__What to do__. Pull out every line in the data that has the string "None" in it.

__Record set__.
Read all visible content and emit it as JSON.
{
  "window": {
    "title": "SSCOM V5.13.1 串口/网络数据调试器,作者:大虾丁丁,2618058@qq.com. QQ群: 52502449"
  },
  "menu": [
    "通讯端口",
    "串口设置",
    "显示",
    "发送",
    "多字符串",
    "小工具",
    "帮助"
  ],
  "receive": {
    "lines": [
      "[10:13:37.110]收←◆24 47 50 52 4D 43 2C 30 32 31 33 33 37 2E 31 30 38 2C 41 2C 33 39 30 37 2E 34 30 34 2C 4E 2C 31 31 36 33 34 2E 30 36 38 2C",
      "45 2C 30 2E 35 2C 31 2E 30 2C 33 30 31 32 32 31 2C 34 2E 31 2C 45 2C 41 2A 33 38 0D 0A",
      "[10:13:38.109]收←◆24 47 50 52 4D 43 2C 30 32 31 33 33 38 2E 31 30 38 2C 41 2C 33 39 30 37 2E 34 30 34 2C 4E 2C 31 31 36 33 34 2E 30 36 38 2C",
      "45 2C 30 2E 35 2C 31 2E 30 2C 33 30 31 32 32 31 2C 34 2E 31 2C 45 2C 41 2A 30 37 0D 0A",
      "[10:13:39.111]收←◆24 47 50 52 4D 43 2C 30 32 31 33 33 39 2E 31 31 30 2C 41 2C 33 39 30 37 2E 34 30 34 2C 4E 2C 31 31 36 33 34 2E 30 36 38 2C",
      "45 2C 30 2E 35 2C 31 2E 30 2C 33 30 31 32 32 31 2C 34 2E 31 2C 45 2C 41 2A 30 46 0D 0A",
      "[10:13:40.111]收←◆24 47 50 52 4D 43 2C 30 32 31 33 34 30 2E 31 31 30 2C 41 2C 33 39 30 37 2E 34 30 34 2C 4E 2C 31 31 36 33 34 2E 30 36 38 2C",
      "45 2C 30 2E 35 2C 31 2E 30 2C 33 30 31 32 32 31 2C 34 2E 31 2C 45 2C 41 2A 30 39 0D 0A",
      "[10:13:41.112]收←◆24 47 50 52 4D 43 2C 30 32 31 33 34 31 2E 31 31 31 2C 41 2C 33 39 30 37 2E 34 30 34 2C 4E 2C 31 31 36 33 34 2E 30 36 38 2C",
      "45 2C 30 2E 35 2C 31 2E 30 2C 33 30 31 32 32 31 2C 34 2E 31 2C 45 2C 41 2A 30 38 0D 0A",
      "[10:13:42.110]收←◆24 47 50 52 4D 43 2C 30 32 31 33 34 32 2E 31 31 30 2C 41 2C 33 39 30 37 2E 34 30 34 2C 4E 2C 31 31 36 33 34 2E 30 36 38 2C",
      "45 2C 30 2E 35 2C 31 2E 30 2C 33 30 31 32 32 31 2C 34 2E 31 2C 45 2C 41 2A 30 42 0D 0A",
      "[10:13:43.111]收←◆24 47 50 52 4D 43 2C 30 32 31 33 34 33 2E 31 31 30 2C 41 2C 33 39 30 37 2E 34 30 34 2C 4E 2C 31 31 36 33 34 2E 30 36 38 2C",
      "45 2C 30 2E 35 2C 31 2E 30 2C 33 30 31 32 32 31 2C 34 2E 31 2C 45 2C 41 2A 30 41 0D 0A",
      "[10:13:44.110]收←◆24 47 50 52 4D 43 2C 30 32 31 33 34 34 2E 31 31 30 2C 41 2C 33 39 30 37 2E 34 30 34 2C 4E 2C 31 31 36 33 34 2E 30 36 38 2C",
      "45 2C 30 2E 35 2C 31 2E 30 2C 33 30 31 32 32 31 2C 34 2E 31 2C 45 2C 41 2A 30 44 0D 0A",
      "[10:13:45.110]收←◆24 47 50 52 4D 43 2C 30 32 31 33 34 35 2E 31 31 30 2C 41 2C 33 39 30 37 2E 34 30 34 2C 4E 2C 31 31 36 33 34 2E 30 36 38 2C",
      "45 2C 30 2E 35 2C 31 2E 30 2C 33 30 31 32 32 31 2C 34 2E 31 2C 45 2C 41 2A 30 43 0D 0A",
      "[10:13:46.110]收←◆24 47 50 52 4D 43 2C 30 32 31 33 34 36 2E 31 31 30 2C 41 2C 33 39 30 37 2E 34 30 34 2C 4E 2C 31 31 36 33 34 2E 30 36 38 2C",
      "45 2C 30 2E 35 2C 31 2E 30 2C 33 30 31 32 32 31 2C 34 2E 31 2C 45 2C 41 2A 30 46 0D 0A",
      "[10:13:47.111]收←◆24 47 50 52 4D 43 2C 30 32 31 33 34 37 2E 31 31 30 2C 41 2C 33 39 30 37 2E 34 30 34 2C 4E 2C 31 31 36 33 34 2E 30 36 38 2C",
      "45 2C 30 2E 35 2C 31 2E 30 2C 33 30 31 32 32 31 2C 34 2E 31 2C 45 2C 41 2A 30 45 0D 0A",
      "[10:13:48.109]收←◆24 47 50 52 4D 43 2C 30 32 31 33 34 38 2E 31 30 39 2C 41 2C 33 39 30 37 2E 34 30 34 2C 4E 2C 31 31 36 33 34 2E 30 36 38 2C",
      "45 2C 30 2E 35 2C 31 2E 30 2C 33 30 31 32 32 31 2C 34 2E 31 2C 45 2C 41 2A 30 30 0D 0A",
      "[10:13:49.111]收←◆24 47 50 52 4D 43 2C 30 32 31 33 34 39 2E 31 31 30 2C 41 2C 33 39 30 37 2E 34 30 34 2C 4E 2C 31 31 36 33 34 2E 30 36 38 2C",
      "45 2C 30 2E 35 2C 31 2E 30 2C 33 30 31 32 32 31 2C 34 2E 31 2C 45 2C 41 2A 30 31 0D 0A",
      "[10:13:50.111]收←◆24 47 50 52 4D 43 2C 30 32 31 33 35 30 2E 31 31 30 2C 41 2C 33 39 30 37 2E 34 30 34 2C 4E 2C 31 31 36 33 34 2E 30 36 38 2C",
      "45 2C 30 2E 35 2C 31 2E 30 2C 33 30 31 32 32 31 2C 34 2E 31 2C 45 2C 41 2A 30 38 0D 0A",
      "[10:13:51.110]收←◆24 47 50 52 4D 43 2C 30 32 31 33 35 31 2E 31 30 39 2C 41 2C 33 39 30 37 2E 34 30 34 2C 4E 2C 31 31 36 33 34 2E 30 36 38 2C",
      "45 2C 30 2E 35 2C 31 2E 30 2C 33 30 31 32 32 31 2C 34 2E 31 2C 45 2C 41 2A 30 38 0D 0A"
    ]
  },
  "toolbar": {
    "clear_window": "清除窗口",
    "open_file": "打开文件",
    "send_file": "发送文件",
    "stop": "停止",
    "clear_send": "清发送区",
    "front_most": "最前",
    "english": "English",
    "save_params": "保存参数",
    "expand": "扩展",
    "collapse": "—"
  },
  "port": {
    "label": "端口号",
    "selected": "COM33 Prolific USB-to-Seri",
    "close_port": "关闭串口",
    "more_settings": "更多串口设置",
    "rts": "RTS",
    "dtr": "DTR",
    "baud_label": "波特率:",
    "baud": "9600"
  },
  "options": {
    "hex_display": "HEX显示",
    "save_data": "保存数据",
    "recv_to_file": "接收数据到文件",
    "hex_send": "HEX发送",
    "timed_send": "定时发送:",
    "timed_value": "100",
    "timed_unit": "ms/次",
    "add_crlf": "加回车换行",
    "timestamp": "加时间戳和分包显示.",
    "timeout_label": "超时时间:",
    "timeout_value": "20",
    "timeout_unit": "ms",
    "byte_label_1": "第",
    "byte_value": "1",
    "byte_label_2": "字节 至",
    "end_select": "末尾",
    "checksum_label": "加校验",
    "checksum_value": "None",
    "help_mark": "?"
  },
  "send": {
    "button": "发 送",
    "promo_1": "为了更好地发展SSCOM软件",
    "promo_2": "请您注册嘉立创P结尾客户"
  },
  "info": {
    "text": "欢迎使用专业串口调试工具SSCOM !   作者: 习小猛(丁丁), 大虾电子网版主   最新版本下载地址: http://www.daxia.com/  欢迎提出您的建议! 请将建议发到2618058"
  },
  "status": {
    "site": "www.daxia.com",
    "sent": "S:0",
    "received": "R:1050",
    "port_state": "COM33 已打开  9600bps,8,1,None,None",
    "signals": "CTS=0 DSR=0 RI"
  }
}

__Response below__.
    "checksum_value": "None",
    "port_state": "COM33 已打开  9600bps,8,1,None,None",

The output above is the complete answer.